BEGIN EXERCISE DATA

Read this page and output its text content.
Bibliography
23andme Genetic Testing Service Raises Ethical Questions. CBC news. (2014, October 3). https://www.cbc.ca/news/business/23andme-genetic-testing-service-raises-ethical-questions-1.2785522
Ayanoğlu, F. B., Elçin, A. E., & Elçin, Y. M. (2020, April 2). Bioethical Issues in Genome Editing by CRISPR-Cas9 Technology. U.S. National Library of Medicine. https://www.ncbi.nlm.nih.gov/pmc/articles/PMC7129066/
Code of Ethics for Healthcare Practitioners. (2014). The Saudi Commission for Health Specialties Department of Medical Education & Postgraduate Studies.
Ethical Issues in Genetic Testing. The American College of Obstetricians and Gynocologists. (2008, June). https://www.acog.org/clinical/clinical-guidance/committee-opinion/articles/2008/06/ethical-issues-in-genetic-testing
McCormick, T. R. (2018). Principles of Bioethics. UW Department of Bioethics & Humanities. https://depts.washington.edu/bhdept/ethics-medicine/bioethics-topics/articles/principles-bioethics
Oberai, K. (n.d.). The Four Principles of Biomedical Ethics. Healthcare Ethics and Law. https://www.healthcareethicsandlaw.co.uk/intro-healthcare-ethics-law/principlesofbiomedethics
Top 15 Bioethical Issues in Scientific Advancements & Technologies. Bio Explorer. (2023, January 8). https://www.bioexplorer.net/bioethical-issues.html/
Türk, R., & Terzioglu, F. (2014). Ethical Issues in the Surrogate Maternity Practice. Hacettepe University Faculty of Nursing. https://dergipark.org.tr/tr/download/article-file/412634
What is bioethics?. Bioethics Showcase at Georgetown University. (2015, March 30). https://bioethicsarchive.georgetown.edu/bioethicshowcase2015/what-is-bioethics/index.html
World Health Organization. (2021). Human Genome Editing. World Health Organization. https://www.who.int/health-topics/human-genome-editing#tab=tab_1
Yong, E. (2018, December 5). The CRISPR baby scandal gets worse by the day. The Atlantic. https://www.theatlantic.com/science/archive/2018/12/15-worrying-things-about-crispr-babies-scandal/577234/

END EXERCISE DATA

(PROBLEM DESCRIPTION): Write down every entry exactly.

(SOLUTION TO THIS PROBLEM):
Read this page and output its text content.
Bibliography
23andme Genetic Testing Service Raises Ethical Questions. CBC news. (2014, October 3). https://www.cbc.ca/news/business/23andme-genetic-testing-service-raises-ethical-questions-1.2785522
Ayanoğlu, F. B., Elçin, A. E., & Elçin, Y. M. (2020, April 2). Bioethical Issues in Genome Editing by CRISPR-Cas9 Technology. U.S. National Library of Medicine. https://www.ncbi.nlm.nih.gov/pmc/articles/PMC7129066/
Code of Ethics for Healthcare Practitioners. (2014). The Saudi Commission for Health Specialties Department of Medical Education & Postgraduate Studies.
Ethical Issues in Genetic Testing. The American College of Obstetricians and Gynocologists. (2008, June). https://www.acog.org/clinical/clinical-guidance/committee-opinion/articles/2008/06/ethical-issues-in-genetic-testing
McCormick, T. R. (2018). Principles of Bioethics. UW Department of Bioethics & Humanities. https://depts.washington.edu/bhdept/ethics-medicine/bioethics-topics/articles/principles-bioethics
Oberai, K. (n.d.). The Four Principles of Biomedical Ethics. Healthcare Ethics and Law. https://www.healthcareethicsandlaw.co.uk/intro-healthcare-ethics-law/principlesofbiomedethics
Top 15 Bioethical Issues in Scientific Advancements & Technologies. Bio Explorer. (2023, January 8). https://www.bioexplorer.net/bioethical-issues.html/
Türk, R., & Terzioglu, F. (2014). Ethical Issues in the Surrogate Maternity Practice. Hacettepe University Faculty of Nursing. https://dergipark.org.tr/tr/download/article-file/412634
What is bioethics?. Bioethics Showcase at Georgetown University. (2015, March 30). https://bioethicsarchive.georgetown.edu/bioethicshowcase2015/what-is-bioethics/index.html
World Health Organization. (2021). Human Genome Editing. World Health Organization. https://www.who.int/health-topics/human-genome-editing#tab=tab_1
Yong, E. (2018, December 5). The CRISPR baby scandal gets worse by the day. The Atlantic. https://www.theatlantic.com/science/archive/2018/12/15-worrying-things-about-crispr-babies-scandal/577234/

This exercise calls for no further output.